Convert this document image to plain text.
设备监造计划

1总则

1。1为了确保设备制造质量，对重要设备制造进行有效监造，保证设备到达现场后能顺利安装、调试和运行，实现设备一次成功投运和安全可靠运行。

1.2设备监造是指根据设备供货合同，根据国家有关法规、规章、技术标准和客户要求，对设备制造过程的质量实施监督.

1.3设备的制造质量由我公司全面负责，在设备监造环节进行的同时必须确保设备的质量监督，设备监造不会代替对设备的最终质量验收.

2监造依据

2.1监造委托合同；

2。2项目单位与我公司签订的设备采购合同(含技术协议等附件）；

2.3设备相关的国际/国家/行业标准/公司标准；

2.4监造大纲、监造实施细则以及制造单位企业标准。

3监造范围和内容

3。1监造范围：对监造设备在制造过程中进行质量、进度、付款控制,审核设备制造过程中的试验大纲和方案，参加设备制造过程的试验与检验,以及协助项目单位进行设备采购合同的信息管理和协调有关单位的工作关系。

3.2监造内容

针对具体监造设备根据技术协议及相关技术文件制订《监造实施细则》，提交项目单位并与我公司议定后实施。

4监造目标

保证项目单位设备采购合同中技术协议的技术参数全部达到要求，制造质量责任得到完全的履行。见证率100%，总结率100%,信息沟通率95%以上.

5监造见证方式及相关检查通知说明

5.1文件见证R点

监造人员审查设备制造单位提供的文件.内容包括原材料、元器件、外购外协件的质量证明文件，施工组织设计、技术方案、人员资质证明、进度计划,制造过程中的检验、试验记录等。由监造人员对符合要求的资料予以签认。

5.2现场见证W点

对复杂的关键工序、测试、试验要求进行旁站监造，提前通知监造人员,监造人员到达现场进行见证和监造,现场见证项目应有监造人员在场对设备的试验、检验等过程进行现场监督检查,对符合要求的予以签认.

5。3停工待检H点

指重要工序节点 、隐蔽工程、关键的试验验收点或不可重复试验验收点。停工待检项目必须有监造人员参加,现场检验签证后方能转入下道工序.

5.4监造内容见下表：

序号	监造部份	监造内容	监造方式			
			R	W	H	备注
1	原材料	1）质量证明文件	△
——
Goal of the exercise: Return the entries above exactly, each one complete.

Full response:
Convert this document image to plain text.
设备监造计划

1总则

1。1为了确保设备制造质量，对重要设备制造进行有效监造，保证设备到达现场后能顺利安装、调试和运行，实现设备一次成功投运和安全可靠运行。

1.2设备监造是指根据设备供货合同，根据国家有关法规、规章、技术标准和客户要求，对设备制造过程的质量实施监督.

1.3设备的制造质量由我公司全面负责，在设备监造环节进行的同时必须确保设备的质量监督，设备监造不会代替对设备的最终质量验收.

2监造依据

2.1监造委托合同；

2。2项目单位与我公司签订的设备采购合同(含技术协议等附件）；

2.3设备相关的国际/国家/行业标准/公司标准；

2.4监造大纲、监造实施细则以及制造单位企业标准。

3监造范围和内容

3。1监造范围：对监造设备在制造过程中进行质量、进度、付款控制,审核设备制造过程中的试验大纲和方案，参加设备制造过程的试验与检验,以及协助项目单位进行设备采购合同的信息管理和协调有关单位的工作关系。

3.2监造内容

针对具体监造设备根据技术协议及相关技术文件制订《监造实施细则》，提交项目单位并与我公司议定后实施。

4监造目标

保证项目单位设备采购合同中技术协议的技术参数全部达到要求，制造质量责任得到完全的履行。见证率100%，总结率100%,信息沟通率95%以上.

5监造见证方式及相关检查通知说明

5.1文件见证R点

监造人员审查设备制造单位提供的文件.内容包括原材料、元器件、外购外协件的质量证明文件，施工组织设计、技术方案、人员资质证明、进度计划,制造过程中的检验、试验记录等。由监造人员对符合要求的资料予以签认。

5.2现场见证W点

对复杂的关键工序、测试、试验要求进行旁站监造，提前通知监造人员,监造人员到达现场进行见证和监造,现场见证项目应有监造人员在场对设备的试验、检验等过程进行现场监督检查,对符合要求的予以签认.

5。3停工待检H点

指重要工序节点 、隐蔽工程、关键的试验验收点或不可重复试验验收点。停工待检项目必须有监造人员参加,现场检验签证后方能转入下道工序.

5.4监造内容见下表：

序号	监造部份	监造内容	监造方式			
			R	W	H	备注
1	原材料	1）质量证明文件	△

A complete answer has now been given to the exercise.